## SHORT TASK
Reproduce all the entries exactly.

##### TASK DATA #####

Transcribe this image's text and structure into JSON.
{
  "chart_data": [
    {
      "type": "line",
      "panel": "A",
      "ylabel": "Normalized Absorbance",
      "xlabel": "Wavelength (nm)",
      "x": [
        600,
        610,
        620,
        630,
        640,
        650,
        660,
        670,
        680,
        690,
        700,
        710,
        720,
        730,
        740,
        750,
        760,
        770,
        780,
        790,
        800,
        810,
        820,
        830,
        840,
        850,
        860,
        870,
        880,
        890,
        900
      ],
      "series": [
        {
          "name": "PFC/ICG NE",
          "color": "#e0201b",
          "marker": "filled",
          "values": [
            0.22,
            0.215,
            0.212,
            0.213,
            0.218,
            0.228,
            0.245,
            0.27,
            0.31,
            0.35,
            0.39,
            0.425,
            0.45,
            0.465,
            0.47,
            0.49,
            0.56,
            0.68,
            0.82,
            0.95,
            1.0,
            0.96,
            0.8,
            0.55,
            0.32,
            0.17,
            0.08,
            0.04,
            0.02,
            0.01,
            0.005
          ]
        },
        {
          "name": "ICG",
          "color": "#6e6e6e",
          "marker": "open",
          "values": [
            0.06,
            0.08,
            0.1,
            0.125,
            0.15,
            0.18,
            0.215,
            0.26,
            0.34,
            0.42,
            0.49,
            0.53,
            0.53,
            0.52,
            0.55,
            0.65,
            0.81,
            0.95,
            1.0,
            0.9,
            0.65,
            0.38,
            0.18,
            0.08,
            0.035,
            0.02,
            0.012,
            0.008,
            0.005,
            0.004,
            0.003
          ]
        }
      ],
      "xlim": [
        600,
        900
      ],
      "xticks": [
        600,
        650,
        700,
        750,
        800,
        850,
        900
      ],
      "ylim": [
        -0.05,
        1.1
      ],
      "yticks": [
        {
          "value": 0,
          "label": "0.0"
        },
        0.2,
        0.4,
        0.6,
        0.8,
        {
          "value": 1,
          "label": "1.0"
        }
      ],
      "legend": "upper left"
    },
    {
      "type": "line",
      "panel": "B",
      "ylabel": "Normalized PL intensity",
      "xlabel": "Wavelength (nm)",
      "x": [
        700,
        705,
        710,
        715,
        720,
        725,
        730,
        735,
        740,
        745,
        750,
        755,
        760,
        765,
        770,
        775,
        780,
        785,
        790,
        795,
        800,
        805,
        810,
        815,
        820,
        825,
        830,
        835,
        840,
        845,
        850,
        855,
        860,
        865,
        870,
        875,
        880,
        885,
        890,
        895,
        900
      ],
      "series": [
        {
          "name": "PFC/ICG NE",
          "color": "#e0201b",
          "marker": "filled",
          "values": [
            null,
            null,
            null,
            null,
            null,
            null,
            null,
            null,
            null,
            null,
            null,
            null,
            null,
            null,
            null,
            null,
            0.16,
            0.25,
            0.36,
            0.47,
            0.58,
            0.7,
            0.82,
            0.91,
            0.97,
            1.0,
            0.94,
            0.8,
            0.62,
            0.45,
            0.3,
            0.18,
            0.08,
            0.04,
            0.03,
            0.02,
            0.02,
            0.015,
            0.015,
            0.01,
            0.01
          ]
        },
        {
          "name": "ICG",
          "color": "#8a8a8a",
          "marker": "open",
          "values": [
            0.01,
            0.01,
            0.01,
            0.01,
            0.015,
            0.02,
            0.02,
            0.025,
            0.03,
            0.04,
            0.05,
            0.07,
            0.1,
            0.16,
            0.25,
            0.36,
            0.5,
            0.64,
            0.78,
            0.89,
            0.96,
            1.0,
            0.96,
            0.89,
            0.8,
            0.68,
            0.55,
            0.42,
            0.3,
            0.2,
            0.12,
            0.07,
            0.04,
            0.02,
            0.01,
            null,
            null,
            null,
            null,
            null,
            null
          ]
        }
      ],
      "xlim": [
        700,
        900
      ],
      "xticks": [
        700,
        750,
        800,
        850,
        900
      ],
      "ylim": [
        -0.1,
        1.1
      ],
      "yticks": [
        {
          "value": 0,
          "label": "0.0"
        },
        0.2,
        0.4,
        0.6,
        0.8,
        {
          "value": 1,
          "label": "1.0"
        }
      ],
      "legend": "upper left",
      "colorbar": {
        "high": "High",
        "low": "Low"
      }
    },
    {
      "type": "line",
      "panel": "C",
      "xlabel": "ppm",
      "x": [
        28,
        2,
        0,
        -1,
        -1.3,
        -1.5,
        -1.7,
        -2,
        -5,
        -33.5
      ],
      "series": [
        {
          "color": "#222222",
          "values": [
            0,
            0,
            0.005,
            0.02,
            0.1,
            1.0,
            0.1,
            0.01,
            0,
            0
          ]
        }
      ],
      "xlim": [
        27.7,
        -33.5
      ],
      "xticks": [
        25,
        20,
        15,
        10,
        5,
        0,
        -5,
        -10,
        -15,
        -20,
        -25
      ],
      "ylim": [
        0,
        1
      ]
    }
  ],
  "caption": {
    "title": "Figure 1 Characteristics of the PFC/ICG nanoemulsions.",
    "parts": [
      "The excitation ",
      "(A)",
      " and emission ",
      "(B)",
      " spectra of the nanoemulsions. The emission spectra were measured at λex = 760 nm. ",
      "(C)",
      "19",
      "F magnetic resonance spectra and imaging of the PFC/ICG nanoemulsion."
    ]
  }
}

#####

## ANSWER TO THE PROBLEM
Transcribe this image's text and structure into JSON.
{
  "chart_data": [
    {
      "type": "line",
      "panel": "A",
      "ylabel": "Normalized Absorbance",
      "xlabel": "Wavelength (nm)",
      "x": [
        600,
        610,
        620,
        630,
        640,
        650,
        660,
        670,
        680,
        690,
        700,
        710,
        720,
        730,
        740,
        750,
        760,
        770,
        780,
        790,
        800,
        810,
        820,
        830,
        840,
        850,
        860,
        870,
        880,
        890,
        900
      ],
      "series": [
        {
          "name": "PFC/ICG NE",
          "color": "#e0201b",
          "marker": "filled",
          "values": [
            0.22,
            0.215,
            0.212,
            0.213,
            0.218,
            0.228,
            0.245,
            0.27,
            0.31,
            0.35,
            0.39,
            0.425,
            0.45,
            0.465,
            0.47,
            0.49,
            0.56,
            0.68,
            0.82,
            0.95,
            1.0,
            0.96,
            0.8,
            0.55,
            0.32,
            0.17,
            0.08,
            0.04,
            0.02,
            0.01,
            0.005
          ]
        },
        {
          "name": "ICG",
          "color": "#6e6e6e",
          "marker": "open",
          "values": [
            0.06,
            0.08,
            0.1,
            0.125,
            0.15,
            0.18,
            0.215,
            0.26,
            0.34,
            0.42,
            0.49,
            0.53,
            0.53,
            0.52,
            0.55,
            0.65,
            0.81,
            0.95,
            1.0,
            0.9,
            0.65,
            0.38,
            0.18,
            0.08,
            0.035,
            0.02,
            0.012,
            0.008,
            0.005,
            0.004,
            0.003
          ]
        }
      ],
      "xlim": [
        600,
        900
      ],
      "xticks": [
        600,
        650,
        700,
        750,
        800,
        850,
        900
      ],
      "ylim": [
        -0.05,
        1.1
      ],
      "yticks": [
        {
          "value": 0,
          "label": "0.0"
        },
        0.2,
        0.4,
        0.6,
        0.8,
        {
          "value": 1,
          "label": "1.0"
        }
      ],
      "legend": "upper left"
    },
    {
      "type": "line",
      "panel": "B",
      "ylabel": "Normalized PL intensity",
      "xlabel": "Wavelength (nm)",
      "x": [
        700,
        705,
        710,
        715,
        720,
        725,
        730,
        735,
        740,
        745,
        750,
        755,
        760,
        765,
        770,
        775,
        780,
        785,
        790,
        795,
        800,
        805,
        810,
        815,
        820,
        825,
        830,
        835,
        840,
        845,
        850,
        855,
        860,
        865,
        870,
        875,
        880,
        885,
        890,
        895,
        900
      ],
      "series": [
        {
          "name": "PFC/ICG NE",
          "color": "#e0201b",
          "marker": "filled",
          "values": [
            null,
            null,
            null,
            null,
            null,
            null,
            null,
            null,
            null,
            null,
            null,
            null,
            null,
            null,
            null,
            null,
            0.16,
            0.25,
            0.36,
            0.47,
            0.58,
            0.7,
            0.82,
            0.91,
            0.97,
            1.0,
            0.94,
            0.8,
            0.62,
            0.45,
            0.3,
            0.18,
            0.08,
            0.04,
            0.03,
            0.02,
            0.02,
            0.015,
            0.015,
            0.01,
            0.01
          ]
        },
        {
          "name": "ICG",
          "color": "#8a8a8a",
          "marker": "open",
          "values": [
            0.01,
            0.01,
            0.01,
            0.01,
            0.015,
            0.02,
            0.02,
            0.025,
            0.03,
            0.04,
            0.05,
            0.07,
            0.1,
            0.16,
            0.25,
            0.36,
            0.5,
            0.64,
            0.78,
            0.89,
            0.96,
            1.0,
            0.96,
            0.89,
            0.8,
            0.68,
            0.55,
            0.42,
            0.3,
            0.2,
            0.12,
            0.07,
            0.04,
            0.02,
            0.01,
            null,
            null,
            null,
            null,
            null,
            null
          ]
        }
      ],
      "xlim": [
        700,
        900
      ],
      "xticks": [
        700,
        750,
        800,
        850,
        900
      ],
      "ylim": [
        -0.1,
        1.1
      ],
      "yticks": [
        {
          "value": 0,
          "label": "0.0"
        },
        0.2,
        0.4,
        0.6,
        0.8,
        {
          "value": 1,
          "label": "1.0"
        }
      ],
      "legend": "upper left",
      "colorbar": {
        "high": "High",
        "low": "Low"
      }
    },
    {
      "type": "line",
      "panel": "C",
      "xlabel": "ppm",
      "x": [
        28,
        2,
        0,
        -1,
        -1.3,
        -1.5,
        -1.7,
        -2,
        -5,
        -33.5
      ],
      "series": [
        {
          "color": "#222222",
          "values": [
            0,
            0,
            0.005,
            0.02,
            0.1,
            1.0,
            0.1,
            0.01,
            0,
            0
          ]
        }
      ],
      "xlim": [
        27.7,
        -33.5
      ],
      "xticks": [
        25,
        20,
        15,
        10,
        5,
        0,
        -5,
        -10,
        -15,
        -20,
        -25
      ],
      "ylim": [
        0,
        1
      ]
    }
  ],
  "caption": {
    "title": "Figure 1 Characteristics of the PFC/ICG nanoemulsions.",
    "parts": [
      "The excitation ",
      "(A)",
      " and emission ",
      "(B)",
      " spectra of the nanoemulsions. The emission spectra were measured at λex = 760 nm. ",
      "(C)",
      "19",
      "F magnetic resonance spectra and imaging of the PFC/ICG nanoemulsion."
    ]
  }
}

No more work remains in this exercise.